• [DIRECTIONS] Make an exact copy of the lines, leaving the pictures out.

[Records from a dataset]
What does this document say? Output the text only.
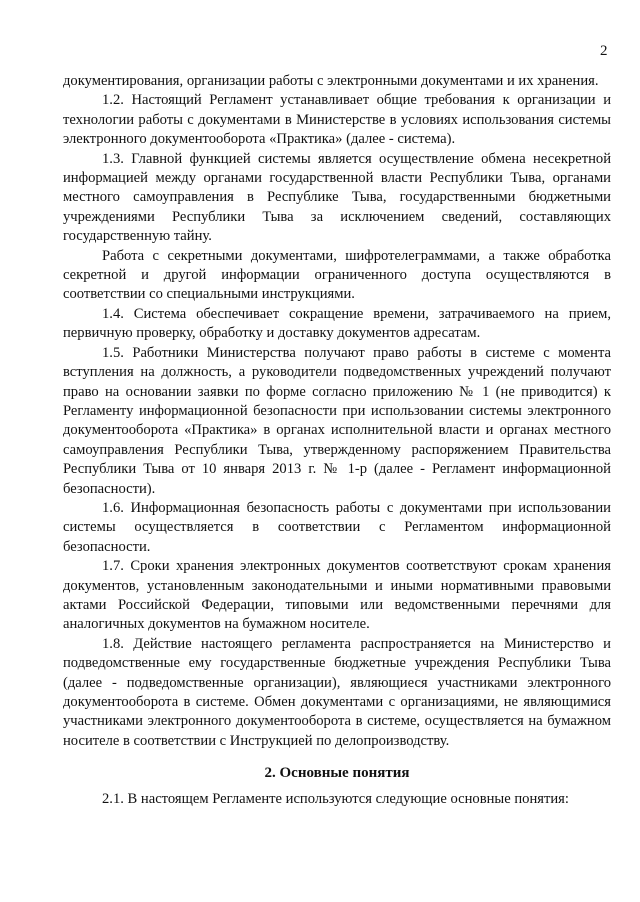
2

документирования, организации работы с электронными документами и их хранения.

1.2. Настоящий Регламент устанавливает общие требования к организации и технологии работы с документами в Министерстве в условиях использования системы электронного документооборота «Практика» (далее - система).

1.3. Главной функцией системы является осуществление обмена несекретной информацией между органами государственной власти Республики Тыва, органами местного самоуправления в Республике Тыва, государственными бюджетными учреждениями Республики Тыва за исключением сведений, составляющих государственную тайну.

Работа с секретными документами, шифротелеграммами, а также обработка секретной и другой информации ограниченного доступа осуществляются в соответствии со специальными инструкциями.

1.4. Система обеспечивает сокращение времени, затрачиваемого на прием, первичную проверку, обработку и доставку документов адресатам.

1.5. Работники Министерства получают право работы в системе с момента вступления на должность, а руководители подведомственных учреждений получают право на основании заявки по форме согласно приложению № 1 (не приводится) к Регламенту информационной безопасности при использовании системы электронного документооборота «Практика» в органах исполнительной власти и органах местного самоуправления Республики Тыва, утвержденному распоряжением Правительства Республики Тыва от 10 января 2013 г. № 1-р (далее - Регламент информационной безопасности).

1.6. Информационная безопасность работы с документами при использовании системы осуществляется в соответствии с Регламентом информационной безопасности.

1.7. Сроки хранения электронных документов соответствуют срокам хранения документов, установленным законодательными и иными нормативными правовыми актами Российской Федерации, типовыми или ведомственными перечнями для аналогичных документов на бумажном носителе.

1.8. Действие настоящего регламента распространяется на Министерство и подведомственные ему государственные бюджетные учреждения Республики Тыва (далее - подведомственные организации), являющиеся участниками электронного документооборота в системе. Обмен документами с организациями, не являющимися участниками электронного документооборота в системе, осуществляется на бумажном носителе в соответствии с Инструкцией по делопроизводству.

2. Основные понятия

2.1. В настоящем Регламенте используются следующие основные понятия:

• [TASK ANSWER]
What does this document say? Output the text only.
2

документирования, организации работы с электронными документами и их хранения.

1.2. Настоящий Регламент устанавливает общие требования к организации и технологии работы с документами в Министерстве в условиях использования системы электронного документооборота «Практика» (далее - система).

1.3. Главной функцией системы является осуществление обмена несекретной информацией между органами государственной власти Республики Тыва, органами местного самоуправления в Республике Тыва, государственными бюджетными учреждениями Республики Тыва за исключением сведений, составляющих государственную тайну.

Работа с секретными документами, шифротелеграммами, а также обработка секретной и другой информации ограниченного доступа осуществляются в соответствии со специальными инструкциями.

1.4. Система обеспечивает сокращение времени, затрачиваемого на прием, первичную проверку, обработку и доставку документов адресатам.

1.5. Работники Министерства получают право работы в системе с момента вступления на должность, а руководители подведомственных учреждений получают право на основании заявки по форме согласно приложению № 1 (не приводится) к Регламенту информационной безопасности при использовании системы электронного документооборота «Практика» в органах исполнительной власти и органах местного самоуправления Республики Тыва, утвержденному распоряжением Правительства Республики Тыва от 10 января 2013 г. № 1-р (далее - Регламент информационной безопасности).

1.6. Информационная безопасность работы с документами при использовании системы осуществляется в соответствии с Регламентом информационной безопасности.

1.7. Сроки хранения электронных документов соответствуют срокам хранения документов, установленным законодательными и иными нормативными правовыми актами Российской Федерации, типовыми или ведомственными перечнями для аналогичных документов на бумажном носителе.

1.8. Действие настоящего регламента распространяется на Министерство и подведомственные ему государственные бюджетные учреждения Республики Тыва (далее - подведомственные организации), являющиеся участниками электронного документооборота в системе. Обмен документами с организациями, не являющимися участниками электронного документооборота в системе, осуществляется на бумажном носителе в соответствии с Инструкцией по делопроизводству.

2. Основные понятия

2.1. В настоящем Регламенте используются следующие основные понятия:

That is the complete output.